## PROBLEM DESCRIPTION
Resume the interview piece on artist Sandy Rodgers and her colonial-era map paintings, carrying it forward from its last sentence.

## PAGE EXCERPT
+---+

Last Tuesday night, feeling burnt out from a long year (with writers block to boot), I wandered up the stairs at Motel bar to meet up with Sandy Rodgers, an up and coming local contemporary artist specialising in an interpretation of colonial era maps.
After selecting a table I did the usual by sliding the recorder next to her drink and having a chat about her art, lifestyle and influences. First off I asked her how long she had been doing art for. “I’ve always painted ever since childhood, I always did art throughout school, I went to teachers college for a short time and I concentrated on art there. I studied Maori art at Waiwhetu and that was weaving and Maori design.”
Rodgers’ art goes back to an era long ago, with her Maori heritage – Ngati Porou – you would think her art would predominantly concentrate on pre-European themes, but the era of Captain Cook is prominent. The maps in her recent works are intriguing – through layering images and print outs of text she has managed to recreate an antiquated feel from a time some 200+ years ago.

+---+

## DATA EXCERPT
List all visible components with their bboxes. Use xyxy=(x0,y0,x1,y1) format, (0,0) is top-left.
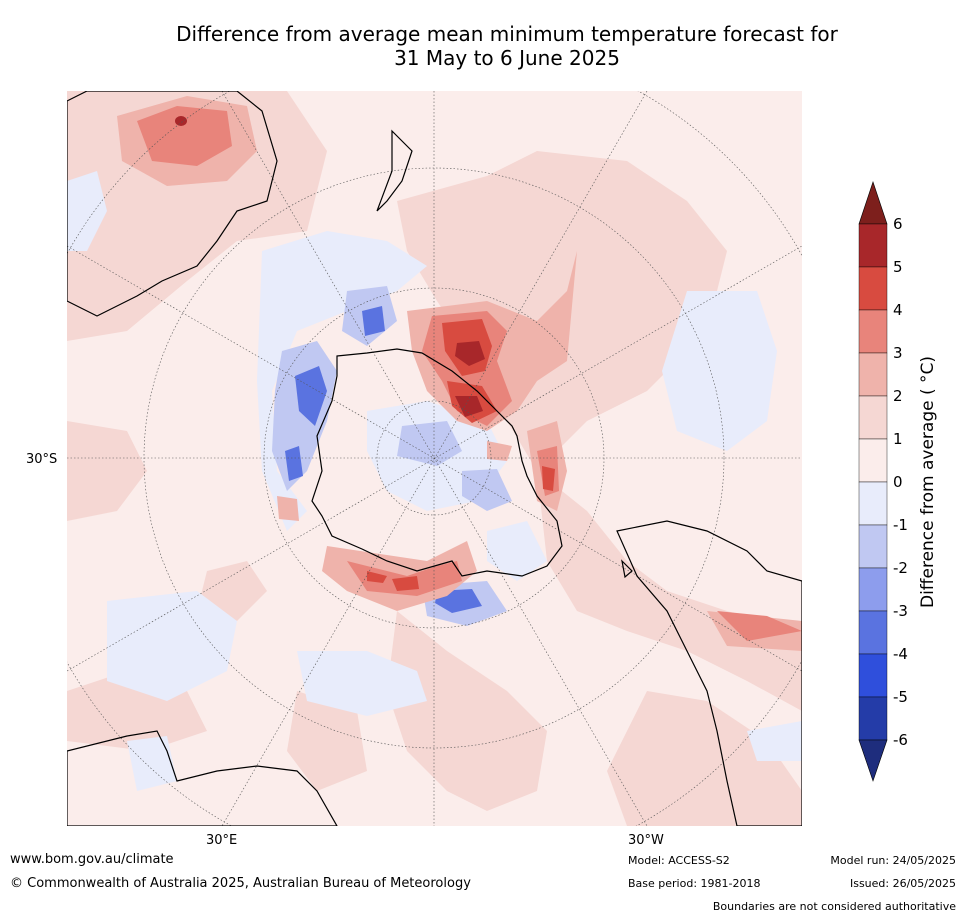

+---+

## EXERCISE OUTPUT
As she pointed out herself, “It’s funny when I first arrived back in New Zealand following my OE I really wanted to study, write and paint about Maori history and pre-European history and somehow it’s twisted by itself into more colonial and European history, there was still the Maori element there. The newer works are more Maori mythology which has been wonderful, researching stories which we didn’t learn at school which nobody learned at school where you actually have to be part of that district to know them.”
There is a long and detailed process of what she does to get the picture she wants, “basically what I use is a range of mediums depending on what it is I need, so I use all sorts of different brands. To be honest I’m still trying to find the perfect medium. Still working my way through brand names. I use watercolours, all my work is in watercolours. That’s the washed look and even the dark browns on that side, and that’s all watercolours mixed quite thick obviously.”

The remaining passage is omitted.